Extracted records
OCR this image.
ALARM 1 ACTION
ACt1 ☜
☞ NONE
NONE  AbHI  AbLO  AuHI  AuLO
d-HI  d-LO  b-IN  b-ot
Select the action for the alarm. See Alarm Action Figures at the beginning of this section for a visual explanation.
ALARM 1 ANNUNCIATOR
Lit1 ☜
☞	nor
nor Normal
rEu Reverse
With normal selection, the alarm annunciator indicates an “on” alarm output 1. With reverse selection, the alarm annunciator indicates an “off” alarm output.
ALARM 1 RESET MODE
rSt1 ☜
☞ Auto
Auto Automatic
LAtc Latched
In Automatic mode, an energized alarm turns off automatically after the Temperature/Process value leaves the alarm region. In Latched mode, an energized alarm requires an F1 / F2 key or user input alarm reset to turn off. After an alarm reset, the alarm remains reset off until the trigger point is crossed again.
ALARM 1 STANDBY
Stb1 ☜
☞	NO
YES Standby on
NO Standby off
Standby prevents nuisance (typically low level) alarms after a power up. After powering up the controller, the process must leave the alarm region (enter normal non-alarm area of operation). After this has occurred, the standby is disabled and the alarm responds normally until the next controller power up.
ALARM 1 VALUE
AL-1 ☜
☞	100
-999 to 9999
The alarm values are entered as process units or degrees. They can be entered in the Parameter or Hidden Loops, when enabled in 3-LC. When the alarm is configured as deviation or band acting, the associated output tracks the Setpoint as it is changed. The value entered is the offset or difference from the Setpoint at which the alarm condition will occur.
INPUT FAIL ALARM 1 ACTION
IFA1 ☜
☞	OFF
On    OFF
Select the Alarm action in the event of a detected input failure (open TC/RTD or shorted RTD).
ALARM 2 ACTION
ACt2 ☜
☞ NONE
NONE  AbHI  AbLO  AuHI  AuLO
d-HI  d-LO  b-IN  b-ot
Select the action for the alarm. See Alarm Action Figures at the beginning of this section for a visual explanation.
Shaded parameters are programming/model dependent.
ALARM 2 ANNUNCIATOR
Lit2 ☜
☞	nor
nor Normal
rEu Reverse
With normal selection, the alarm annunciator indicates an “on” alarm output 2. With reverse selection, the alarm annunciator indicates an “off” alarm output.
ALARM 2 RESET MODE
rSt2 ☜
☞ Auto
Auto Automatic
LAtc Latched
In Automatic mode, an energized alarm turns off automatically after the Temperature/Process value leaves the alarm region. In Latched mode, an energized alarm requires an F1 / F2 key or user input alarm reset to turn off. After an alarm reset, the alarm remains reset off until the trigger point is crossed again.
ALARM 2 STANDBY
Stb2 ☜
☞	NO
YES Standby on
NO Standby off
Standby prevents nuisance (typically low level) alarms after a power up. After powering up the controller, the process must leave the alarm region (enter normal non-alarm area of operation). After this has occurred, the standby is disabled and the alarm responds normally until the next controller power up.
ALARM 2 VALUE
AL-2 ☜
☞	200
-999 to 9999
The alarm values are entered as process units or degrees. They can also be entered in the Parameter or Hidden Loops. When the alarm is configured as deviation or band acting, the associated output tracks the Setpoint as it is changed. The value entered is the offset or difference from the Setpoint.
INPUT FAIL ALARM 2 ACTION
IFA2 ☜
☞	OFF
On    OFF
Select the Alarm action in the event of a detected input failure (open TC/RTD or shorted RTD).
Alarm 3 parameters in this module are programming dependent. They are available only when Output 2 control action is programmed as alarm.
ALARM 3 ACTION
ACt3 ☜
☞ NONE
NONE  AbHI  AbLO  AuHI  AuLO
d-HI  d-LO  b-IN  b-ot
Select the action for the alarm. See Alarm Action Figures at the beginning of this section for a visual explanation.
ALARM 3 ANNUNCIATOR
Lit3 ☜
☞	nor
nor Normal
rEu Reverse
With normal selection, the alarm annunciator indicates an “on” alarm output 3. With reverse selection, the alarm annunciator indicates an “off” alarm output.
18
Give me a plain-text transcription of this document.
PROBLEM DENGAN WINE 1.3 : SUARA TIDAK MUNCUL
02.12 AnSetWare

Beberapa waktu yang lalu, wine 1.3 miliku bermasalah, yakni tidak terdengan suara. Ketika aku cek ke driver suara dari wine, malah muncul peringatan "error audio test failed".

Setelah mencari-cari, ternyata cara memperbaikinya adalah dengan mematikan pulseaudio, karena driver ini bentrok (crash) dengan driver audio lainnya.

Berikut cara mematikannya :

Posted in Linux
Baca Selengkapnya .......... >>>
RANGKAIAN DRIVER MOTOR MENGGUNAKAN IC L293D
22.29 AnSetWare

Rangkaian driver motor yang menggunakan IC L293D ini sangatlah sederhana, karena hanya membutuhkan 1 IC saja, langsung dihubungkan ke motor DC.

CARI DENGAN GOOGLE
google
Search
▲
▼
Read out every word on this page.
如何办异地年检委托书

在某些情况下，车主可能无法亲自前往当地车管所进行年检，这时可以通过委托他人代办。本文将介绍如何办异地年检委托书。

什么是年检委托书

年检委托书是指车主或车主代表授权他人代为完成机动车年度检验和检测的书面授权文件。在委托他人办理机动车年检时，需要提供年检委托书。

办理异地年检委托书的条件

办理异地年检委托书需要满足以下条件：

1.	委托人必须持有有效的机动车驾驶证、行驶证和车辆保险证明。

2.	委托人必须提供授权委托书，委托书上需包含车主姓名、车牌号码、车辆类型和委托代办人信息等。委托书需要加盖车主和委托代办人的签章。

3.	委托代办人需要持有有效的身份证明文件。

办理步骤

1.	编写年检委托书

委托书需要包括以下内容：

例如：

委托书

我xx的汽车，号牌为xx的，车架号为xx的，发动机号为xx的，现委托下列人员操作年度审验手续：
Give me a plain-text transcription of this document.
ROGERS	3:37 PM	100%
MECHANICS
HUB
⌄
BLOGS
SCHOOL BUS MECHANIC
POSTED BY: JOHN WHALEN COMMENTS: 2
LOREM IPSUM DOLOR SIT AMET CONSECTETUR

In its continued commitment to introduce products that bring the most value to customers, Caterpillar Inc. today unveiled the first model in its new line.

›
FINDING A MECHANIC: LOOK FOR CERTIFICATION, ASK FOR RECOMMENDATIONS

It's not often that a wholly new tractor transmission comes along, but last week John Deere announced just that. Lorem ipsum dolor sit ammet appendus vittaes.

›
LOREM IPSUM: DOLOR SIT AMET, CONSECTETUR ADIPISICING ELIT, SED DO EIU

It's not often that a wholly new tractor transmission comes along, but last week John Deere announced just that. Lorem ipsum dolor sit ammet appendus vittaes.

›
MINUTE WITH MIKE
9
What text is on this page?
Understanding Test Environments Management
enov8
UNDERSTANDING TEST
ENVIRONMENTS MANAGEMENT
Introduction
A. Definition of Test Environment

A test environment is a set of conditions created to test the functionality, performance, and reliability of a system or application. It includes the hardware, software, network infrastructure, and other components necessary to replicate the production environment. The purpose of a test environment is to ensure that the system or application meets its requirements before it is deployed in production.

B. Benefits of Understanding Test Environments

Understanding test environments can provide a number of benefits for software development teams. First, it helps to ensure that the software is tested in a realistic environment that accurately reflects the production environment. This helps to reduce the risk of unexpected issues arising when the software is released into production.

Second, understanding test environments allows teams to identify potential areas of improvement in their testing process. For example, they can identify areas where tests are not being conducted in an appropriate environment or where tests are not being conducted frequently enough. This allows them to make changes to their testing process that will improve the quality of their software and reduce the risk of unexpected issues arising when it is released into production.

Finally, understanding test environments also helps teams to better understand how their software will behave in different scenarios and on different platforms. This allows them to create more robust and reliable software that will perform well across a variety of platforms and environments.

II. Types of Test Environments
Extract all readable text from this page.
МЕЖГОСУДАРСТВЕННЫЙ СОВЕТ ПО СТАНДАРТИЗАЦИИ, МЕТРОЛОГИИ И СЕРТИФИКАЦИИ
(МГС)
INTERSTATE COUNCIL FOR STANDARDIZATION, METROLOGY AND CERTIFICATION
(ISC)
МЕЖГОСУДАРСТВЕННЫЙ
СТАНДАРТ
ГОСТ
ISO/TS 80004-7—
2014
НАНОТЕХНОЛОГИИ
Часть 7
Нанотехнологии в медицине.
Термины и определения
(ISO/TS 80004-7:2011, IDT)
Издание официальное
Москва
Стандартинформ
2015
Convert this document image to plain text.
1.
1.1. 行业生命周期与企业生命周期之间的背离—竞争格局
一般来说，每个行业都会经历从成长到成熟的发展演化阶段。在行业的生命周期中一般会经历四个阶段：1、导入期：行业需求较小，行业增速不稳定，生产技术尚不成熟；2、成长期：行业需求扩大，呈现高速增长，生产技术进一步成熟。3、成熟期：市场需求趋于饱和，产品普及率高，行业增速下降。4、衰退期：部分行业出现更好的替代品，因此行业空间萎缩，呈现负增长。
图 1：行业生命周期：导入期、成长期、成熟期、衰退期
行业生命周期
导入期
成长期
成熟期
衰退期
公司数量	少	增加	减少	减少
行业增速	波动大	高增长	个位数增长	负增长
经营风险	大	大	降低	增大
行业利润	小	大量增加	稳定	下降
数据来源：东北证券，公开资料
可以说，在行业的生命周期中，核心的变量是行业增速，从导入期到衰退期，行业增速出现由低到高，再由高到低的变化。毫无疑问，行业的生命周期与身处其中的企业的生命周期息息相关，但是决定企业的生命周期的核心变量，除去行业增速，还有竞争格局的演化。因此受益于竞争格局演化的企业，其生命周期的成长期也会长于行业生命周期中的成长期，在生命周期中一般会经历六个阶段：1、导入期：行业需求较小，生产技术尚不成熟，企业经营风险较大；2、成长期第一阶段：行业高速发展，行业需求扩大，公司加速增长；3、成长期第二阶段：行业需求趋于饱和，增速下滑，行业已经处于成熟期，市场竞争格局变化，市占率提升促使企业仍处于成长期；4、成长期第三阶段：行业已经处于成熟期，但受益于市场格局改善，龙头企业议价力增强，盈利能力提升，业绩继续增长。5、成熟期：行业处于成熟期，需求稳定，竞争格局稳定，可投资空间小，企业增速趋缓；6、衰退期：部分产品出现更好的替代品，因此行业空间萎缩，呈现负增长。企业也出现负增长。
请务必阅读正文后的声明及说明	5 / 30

_SHORT TASK_
Look through the material above and work out how many of its lines contain "image". State the number only.

_WRITTEN ANSWER_
2